▶ [Task to complete]: Please reproduce each of the items below word for word, leaving out the pictures.

▶ [Entries supplied]:
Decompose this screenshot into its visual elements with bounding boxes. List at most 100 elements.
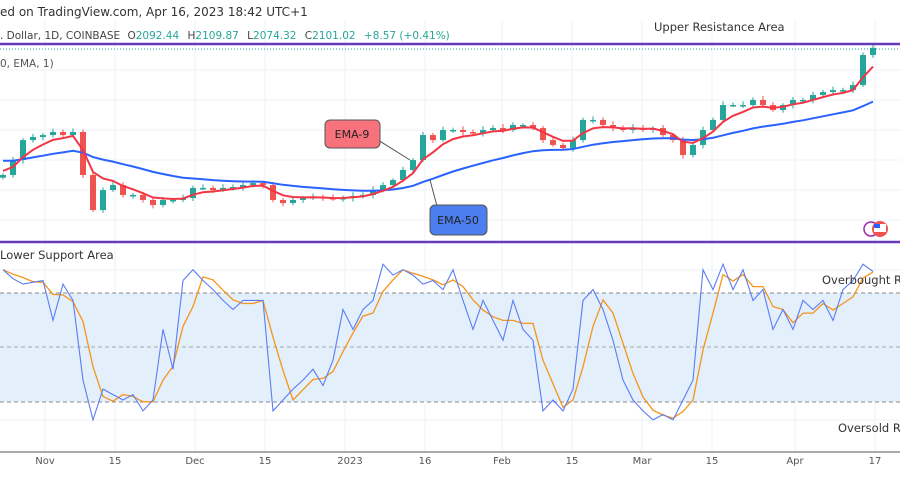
candle: [390, 180, 396, 186]
candle: [510, 124, 516, 131]
x-tick-label: 15: [706, 456, 719, 467]
candle: [870, 47, 876, 56]
x-tick-label: 15: [566, 456, 579, 467]
symbol-label: . Dollar, 1D, COINBASE: [0, 30, 120, 42]
candle: [170, 199, 176, 202]
overbought-label: Overbought Re: [822, 273, 900, 287]
candle: [530, 124, 536, 129]
candle: [830, 90, 836, 93]
candle: [400, 169, 406, 181]
candle: [30, 137, 36, 141]
candle: [710, 119, 716, 131]
close-value: 2101.02: [312, 30, 355, 42]
candle: [600, 119, 606, 125]
candle: [90, 174, 96, 211]
candle: [680, 140, 686, 156]
candle: [240, 185, 246, 188]
x-tick-label: Apr: [786, 456, 804, 467]
candle: [570, 140, 576, 148]
candle: [450, 130, 456, 132]
candle: [370, 190, 376, 195]
flag-icon[interactable]: [863, 221, 888, 237]
candle: [810, 94, 816, 100]
candle: [840, 90, 846, 92]
candle: [490, 128, 496, 131]
ema9-label: EMA-9: [335, 128, 370, 141]
candle: [440, 130, 446, 141]
candle: [260, 183, 266, 186]
x-tick-label: Feb: [493, 456, 511, 467]
candle: [690, 144, 696, 156]
x-tick-label: 17: [869, 456, 882, 467]
x-tick-label: Dec: [185, 456, 204, 467]
x-tick-label: 16: [419, 456, 432, 467]
ema50-line: [3, 100, 874, 192]
candle: [130, 194, 136, 197]
stoch-k-line: [2, 262, 874, 422]
x-tick-label: 15: [109, 456, 122, 467]
candle: [410, 160, 416, 170]
candle: [220, 187, 226, 191]
candle: [430, 135, 436, 141]
candle: [160, 199, 166, 206]
candle: [270, 185, 276, 200]
candle: [480, 130, 486, 134]
indicator-legend: 0, EMA, 1): [0, 58, 54, 70]
x-tick-label: Nov: [35, 456, 55, 467]
candle: [150, 199, 156, 206]
candle: [20, 140, 26, 161]
candle: [140, 194, 146, 200]
candle: [470, 131, 476, 134]
candle: [190, 187, 196, 198]
candle: [230, 187, 236, 189]
open-value: 2092.44: [136, 30, 180, 42]
high-value: 2109.87: [195, 30, 238, 42]
candle: [790, 99, 796, 106]
published-text: ed on TradingView.com, Apr 16, 2023 18:4…: [0, 5, 308, 19]
candle: [40, 135, 46, 138]
ema50-callout: EMA-50: [429, 179, 488, 236]
candle: [0, 174, 6, 178]
low-value: 2074.32: [253, 30, 296, 42]
ema50-label: EMA-50: [437, 214, 479, 227]
candle: [560, 144, 566, 148]
candle: [60, 131, 66, 136]
candle: [730, 105, 736, 107]
candle: [380, 185, 386, 191]
candle: [300, 198, 306, 200]
x-tick-label: Mar: [633, 456, 653, 467]
time-axis[interactable]: Nov 15 Dec 15 2023 16 Feb 15 Mar 15 Apr 17: [35, 456, 881, 467]
ohlc-legend: . Dollar, 1D, COINBASE O2092.44 H2109.87…: [0, 30, 450, 42]
candle: [520, 124, 526, 127]
oversold-label: Oversold Re: [838, 421, 900, 435]
candle: [280, 199, 286, 204]
candle: [750, 99, 756, 106]
candle: [110, 185, 116, 191]
x-tick-label: 2023: [337, 456, 362, 467]
candle: [290, 199, 296, 204]
candle: [860, 55, 866, 86]
candle: [100, 190, 106, 211]
lower-support-label: Lower Support Area: [0, 248, 114, 262]
candle: [820, 92, 826, 95]
candle: [760, 99, 766, 106]
candle: [800, 99, 806, 102]
candle: [70, 131, 76, 136]
candle: [200, 187, 206, 190]
ema9-line: [2, 65, 874, 201]
candles: [0, 44, 876, 213]
candle: [420, 135, 426, 161]
candle: [550, 140, 556, 145]
x-tick-label: 15: [259, 456, 272, 467]
candle: [460, 130, 466, 132]
candle: [580, 119, 586, 141]
ema9-callout: EMA-9: [324, 119, 411, 161]
candle: [120, 185, 126, 195]
candle: [50, 131, 56, 136]
candle: [590, 119, 596, 122]
candle: [210, 187, 216, 191]
candle: [250, 183, 256, 186]
upper-resistance-label: Upper Resistance Area: [654, 20, 785, 34]
candle: [740, 105, 746, 107]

▶ [Task answer]:
Decompose this screenshot into its visual elements with bounding boxes. List at most 100 elements.
candle: [390, 180, 396, 186]
candle: [510, 124, 516, 131]
x-tick-label: 15: [706, 456, 719, 467]
candle: [870, 47, 876, 56]
x-tick-label: 15: [566, 456, 579, 467]
symbol-label: . Dollar, 1D, COINBASE: [0, 30, 120, 42]
candle: [170, 199, 176, 202]
overbought-label: Overbought Re: [822, 273, 900, 287]
candle: [530, 124, 536, 129]
candle: [830, 90, 836, 93]
candle: [400, 169, 406, 181]
candle: [30, 137, 36, 141]
candle: [710, 119, 716, 131]
close-value: 2101.02: [312, 30, 355, 42]
candle: [600, 119, 606, 125]
candle: [90, 174, 96, 211]
candle: [680, 140, 686, 156]
candle: [240, 185, 246, 188]
x-tick-label: Apr: [786, 456, 804, 467]
candle: [570, 140, 576, 148]
candle: [450, 130, 456, 132]
candle: [370, 190, 376, 195]
flag-icon[interactable]: [863, 221, 888, 237]
candle: [810, 94, 816, 100]
candle: [840, 90, 846, 92]
candle: [490, 128, 496, 131]
ema9-label: EMA-9: [335, 128, 370, 141]
candle: [440, 130, 446, 141]
candle: [260, 183, 266, 186]
x-tick-label: Feb: [493, 456, 511, 467]
candle: [690, 144, 696, 156]
x-tick-label: 17: [869, 456, 882, 467]
x-tick-label: Dec: [185, 456, 204, 467]
x-tick-label: 16: [419, 456, 432, 467]
ema50-line: [3, 100, 874, 192]
candle: [130, 194, 136, 197]
stoch-k-line: [2, 262, 874, 422]
x-tick-label: 15: [109, 456, 122, 467]
candle: [410, 160, 416, 170]
candle: [220, 187, 226, 191]
candle: [430, 135, 436, 141]
candle: [160, 199, 166, 206]
candle: [270, 185, 276, 200]
candle: [480, 130, 486, 134]
indicator-legend: 0, EMA, 1): [0, 58, 54, 70]
x-tick-label: Nov: [35, 456, 55, 467]
candle: [150, 199, 156, 206]
candle: [20, 140, 26, 161]
candle: [140, 194, 146, 200]
candle: [470, 131, 476, 134]
candle: [190, 187, 196, 198]
candle: [230, 187, 236, 189]
open-value: 2092.44: [136, 30, 180, 42]
high-value: 2109.87: [195, 30, 238, 42]
candle: [790, 99, 796, 106]
published-text: ed on TradingView.com, Apr 16, 2023 18:4…: [0, 5, 308, 19]
candle: [40, 135, 46, 138]
ema50-callout: EMA-50: [429, 179, 488, 236]
candle: [0, 174, 6, 178]
low-value: 2074.32: [253, 30, 296, 42]
ema50-label: EMA-50: [437, 214, 479, 227]
candle: [560, 144, 566, 148]
candle: [60, 131, 66, 136]
candle: [730, 105, 736, 107]
candle: [380, 185, 386, 191]
candle: [300, 198, 306, 200]
x-tick-label: Mar: [633, 456, 653, 467]
time-axis[interactable]: Nov 15 Dec 15 2023 16 Feb 15 Mar 15 Apr 17: [35, 456, 881, 467]
ohlc-legend: . Dollar, 1D, COINBASE O2092.44 H2109.87…: [0, 30, 450, 42]
candle: [520, 124, 526, 127]
oversold-label: Oversold Re: [838, 421, 900, 435]
candle: [280, 199, 286, 204]
candle: [750, 99, 756, 106]
candle: [110, 185, 116, 191]
x-tick-label: 2023: [337, 456, 362, 467]
candle: [290, 199, 296, 204]
candle: [860, 55, 866, 86]
candle: [100, 190, 106, 211]
lower-support-label: Lower Support Area: [0, 248, 114, 262]
candle: [820, 92, 826, 95]
candle: [760, 99, 766, 106]
candle: [800, 99, 806, 102]
candle: [70, 131, 76, 136]
candle: [200, 187, 206, 190]
ema9-line: [2, 65, 874, 201]
candles: [0, 44, 876, 213]
candle: [420, 135, 426, 161]
candle: [550, 140, 556, 145]
x-tick-label: 15: [259, 456, 272, 467]
candle: [460, 130, 466, 132]
candle: [580, 119, 586, 141]
ema9-callout: EMA-9: [324, 119, 411, 161]
candle: [120, 185, 126, 195]
candle: [50, 131, 56, 136]
candle: [590, 119, 596, 122]
candle: [210, 187, 216, 191]
candle: [250, 183, 256, 186]
upper-resistance-label: Upper Resistance Area: [654, 20, 785, 34]
candle: [740, 105, 746, 107]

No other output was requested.